Dataset items:

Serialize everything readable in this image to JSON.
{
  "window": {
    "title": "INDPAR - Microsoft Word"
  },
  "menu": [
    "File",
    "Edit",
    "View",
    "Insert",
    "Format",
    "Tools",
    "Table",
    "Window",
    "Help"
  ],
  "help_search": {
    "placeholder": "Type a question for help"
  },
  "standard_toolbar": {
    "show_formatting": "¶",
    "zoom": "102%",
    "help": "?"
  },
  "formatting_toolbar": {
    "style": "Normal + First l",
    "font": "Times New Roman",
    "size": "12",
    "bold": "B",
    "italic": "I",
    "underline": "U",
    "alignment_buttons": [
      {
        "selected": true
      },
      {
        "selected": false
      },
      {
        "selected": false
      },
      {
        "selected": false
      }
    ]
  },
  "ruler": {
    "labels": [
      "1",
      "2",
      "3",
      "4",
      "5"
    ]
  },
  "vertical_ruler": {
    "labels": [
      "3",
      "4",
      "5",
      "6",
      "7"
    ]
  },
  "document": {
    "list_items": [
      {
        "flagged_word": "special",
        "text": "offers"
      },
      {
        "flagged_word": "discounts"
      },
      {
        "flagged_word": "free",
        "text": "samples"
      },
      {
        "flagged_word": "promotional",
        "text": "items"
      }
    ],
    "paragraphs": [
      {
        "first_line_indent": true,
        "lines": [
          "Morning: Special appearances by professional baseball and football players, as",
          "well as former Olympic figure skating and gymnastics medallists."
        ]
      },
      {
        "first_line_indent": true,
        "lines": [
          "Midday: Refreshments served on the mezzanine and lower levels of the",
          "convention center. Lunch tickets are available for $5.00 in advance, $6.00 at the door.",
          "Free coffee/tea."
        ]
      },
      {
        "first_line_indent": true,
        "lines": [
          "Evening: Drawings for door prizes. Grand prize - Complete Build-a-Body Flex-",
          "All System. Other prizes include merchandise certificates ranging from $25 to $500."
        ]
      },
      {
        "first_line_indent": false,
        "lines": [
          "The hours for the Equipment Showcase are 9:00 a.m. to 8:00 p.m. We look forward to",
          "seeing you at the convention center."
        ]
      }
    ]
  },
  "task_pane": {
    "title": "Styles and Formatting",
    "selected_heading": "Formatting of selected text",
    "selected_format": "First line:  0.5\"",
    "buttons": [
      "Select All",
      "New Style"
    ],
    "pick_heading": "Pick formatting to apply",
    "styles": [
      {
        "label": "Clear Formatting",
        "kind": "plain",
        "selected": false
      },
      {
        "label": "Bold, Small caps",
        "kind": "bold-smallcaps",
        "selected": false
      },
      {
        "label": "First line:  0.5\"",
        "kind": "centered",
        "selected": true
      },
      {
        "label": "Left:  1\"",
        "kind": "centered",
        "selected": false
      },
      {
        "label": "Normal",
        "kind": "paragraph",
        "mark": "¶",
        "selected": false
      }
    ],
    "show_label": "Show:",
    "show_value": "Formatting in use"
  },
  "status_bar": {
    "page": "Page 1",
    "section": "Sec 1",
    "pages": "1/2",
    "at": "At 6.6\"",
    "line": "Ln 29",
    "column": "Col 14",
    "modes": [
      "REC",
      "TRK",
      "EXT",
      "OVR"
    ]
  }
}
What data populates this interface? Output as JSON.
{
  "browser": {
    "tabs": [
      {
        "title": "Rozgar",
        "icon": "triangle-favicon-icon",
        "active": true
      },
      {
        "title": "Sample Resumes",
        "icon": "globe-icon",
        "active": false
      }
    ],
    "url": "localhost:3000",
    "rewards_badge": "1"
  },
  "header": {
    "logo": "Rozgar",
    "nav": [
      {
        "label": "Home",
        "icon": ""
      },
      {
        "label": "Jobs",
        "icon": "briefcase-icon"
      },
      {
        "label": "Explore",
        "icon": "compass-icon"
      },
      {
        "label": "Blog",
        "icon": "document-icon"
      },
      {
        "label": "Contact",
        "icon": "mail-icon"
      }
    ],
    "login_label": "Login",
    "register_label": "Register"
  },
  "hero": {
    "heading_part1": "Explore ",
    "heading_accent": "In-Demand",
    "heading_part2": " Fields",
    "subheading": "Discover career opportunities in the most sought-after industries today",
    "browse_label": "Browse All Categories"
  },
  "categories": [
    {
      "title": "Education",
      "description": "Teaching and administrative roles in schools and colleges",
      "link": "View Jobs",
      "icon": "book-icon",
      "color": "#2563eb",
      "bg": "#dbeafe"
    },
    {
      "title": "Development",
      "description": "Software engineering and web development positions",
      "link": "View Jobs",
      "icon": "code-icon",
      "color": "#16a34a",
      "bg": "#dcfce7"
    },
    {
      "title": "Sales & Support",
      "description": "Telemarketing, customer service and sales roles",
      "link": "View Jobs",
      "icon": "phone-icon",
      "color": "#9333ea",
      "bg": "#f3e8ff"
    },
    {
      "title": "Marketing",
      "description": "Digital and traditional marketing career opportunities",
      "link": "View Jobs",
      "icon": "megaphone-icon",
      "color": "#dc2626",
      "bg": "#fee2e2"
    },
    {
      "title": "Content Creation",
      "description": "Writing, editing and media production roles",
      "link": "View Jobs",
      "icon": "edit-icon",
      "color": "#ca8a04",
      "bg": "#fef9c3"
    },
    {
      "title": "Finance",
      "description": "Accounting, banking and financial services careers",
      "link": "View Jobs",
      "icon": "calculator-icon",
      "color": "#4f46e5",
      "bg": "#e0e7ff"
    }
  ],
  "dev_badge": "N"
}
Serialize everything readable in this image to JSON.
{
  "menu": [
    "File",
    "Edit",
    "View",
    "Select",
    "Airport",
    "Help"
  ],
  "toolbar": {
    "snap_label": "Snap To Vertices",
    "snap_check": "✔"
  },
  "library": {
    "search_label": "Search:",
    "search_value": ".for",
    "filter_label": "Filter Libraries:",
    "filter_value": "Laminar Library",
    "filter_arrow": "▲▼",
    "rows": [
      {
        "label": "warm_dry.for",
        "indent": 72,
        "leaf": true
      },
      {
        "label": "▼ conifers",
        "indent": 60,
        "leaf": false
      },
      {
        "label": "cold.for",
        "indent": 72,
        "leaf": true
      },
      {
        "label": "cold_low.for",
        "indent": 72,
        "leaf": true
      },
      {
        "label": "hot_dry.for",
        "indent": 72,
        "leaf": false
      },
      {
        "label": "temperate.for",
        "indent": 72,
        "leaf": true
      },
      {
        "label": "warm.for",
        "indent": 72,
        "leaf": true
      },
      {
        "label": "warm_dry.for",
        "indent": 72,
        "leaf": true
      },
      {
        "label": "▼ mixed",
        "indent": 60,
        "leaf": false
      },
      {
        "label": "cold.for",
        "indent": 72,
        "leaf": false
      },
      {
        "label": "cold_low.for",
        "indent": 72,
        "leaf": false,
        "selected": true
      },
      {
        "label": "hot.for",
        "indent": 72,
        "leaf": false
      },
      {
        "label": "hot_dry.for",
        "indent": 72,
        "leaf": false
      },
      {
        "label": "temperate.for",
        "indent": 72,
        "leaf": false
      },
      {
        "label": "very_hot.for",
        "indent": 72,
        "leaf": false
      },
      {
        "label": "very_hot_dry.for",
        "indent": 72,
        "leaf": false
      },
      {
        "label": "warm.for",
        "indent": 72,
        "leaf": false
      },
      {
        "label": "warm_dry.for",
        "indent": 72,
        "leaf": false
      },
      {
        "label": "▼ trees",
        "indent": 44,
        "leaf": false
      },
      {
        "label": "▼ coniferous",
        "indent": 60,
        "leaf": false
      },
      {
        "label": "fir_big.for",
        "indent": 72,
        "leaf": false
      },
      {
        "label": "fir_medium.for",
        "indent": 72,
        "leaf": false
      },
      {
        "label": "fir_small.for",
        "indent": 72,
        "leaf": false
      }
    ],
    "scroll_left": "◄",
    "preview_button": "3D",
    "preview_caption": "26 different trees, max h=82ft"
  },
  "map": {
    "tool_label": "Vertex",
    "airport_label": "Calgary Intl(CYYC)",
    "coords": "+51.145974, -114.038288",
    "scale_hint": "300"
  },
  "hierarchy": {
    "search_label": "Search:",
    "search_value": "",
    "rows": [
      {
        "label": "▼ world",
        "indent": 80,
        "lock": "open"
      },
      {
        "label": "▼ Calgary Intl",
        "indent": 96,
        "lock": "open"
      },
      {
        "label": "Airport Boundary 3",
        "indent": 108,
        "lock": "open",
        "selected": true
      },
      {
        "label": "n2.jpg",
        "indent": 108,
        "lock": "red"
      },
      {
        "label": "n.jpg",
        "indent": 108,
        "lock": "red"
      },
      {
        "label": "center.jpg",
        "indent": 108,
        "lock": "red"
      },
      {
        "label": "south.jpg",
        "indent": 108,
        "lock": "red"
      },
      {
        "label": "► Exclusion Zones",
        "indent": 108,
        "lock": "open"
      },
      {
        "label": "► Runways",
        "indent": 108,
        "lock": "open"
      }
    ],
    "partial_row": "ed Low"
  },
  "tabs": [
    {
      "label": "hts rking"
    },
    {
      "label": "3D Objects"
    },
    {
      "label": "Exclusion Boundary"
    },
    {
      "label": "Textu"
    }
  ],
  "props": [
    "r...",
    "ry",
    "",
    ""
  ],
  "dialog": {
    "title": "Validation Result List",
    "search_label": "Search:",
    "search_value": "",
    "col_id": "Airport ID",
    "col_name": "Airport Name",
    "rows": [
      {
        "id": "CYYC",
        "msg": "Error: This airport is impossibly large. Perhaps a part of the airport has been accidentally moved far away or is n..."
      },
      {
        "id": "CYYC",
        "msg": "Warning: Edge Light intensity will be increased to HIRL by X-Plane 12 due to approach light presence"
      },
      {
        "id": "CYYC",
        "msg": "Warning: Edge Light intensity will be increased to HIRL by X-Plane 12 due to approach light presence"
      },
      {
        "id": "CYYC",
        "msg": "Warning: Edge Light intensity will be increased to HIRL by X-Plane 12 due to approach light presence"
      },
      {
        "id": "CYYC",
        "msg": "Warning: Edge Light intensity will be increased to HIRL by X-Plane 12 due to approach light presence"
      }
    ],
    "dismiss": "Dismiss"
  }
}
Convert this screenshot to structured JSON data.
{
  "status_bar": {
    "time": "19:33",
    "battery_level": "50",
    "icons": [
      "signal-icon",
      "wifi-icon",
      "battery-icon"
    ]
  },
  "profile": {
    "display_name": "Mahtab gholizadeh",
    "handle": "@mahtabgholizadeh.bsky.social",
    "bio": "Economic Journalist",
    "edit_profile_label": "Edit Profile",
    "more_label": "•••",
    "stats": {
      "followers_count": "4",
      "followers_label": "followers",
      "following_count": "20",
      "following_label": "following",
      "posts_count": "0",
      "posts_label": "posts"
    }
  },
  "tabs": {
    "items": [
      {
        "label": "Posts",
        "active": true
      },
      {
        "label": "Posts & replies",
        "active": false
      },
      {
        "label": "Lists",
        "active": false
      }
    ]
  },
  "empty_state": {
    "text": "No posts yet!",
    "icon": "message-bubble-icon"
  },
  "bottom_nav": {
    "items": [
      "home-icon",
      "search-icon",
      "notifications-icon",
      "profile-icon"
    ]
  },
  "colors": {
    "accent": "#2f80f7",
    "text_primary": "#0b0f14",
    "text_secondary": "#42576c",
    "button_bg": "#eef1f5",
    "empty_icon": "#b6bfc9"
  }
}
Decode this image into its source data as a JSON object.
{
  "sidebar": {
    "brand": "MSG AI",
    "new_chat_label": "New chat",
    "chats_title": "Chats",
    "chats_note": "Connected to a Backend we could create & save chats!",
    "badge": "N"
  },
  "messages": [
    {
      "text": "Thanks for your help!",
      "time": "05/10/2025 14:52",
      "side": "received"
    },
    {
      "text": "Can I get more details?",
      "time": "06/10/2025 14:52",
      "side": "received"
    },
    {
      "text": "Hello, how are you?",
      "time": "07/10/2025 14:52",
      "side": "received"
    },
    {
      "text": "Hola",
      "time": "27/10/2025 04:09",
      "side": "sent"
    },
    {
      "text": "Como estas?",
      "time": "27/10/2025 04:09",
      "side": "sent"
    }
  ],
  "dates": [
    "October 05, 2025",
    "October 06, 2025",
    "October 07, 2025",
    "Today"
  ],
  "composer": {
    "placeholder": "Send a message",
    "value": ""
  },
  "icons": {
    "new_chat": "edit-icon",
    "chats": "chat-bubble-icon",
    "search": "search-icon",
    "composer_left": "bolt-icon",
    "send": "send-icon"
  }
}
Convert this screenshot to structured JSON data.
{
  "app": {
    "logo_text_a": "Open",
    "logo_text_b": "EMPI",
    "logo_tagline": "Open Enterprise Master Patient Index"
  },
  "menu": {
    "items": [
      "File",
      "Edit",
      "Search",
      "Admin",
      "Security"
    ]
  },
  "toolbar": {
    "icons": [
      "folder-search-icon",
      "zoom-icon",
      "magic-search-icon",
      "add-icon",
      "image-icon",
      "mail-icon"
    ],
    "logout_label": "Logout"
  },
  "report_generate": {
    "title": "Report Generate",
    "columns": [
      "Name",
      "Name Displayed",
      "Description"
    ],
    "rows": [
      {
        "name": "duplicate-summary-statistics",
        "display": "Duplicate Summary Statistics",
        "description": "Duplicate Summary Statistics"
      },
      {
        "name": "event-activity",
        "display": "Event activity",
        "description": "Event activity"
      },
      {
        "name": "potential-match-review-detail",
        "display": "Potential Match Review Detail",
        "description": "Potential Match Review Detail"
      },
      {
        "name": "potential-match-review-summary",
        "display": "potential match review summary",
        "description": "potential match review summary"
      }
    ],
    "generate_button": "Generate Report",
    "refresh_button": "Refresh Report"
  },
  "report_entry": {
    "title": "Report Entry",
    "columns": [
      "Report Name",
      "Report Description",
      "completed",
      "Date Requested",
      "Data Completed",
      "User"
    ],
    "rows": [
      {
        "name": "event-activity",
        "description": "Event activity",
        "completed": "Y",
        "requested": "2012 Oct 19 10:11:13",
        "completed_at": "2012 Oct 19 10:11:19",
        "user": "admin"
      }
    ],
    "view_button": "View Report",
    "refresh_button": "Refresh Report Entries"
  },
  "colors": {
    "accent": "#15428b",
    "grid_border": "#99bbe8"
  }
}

- EXERCISE TASK
State how many lines of the data include the word "kind", with nothing else.

- TASK ANSWER
5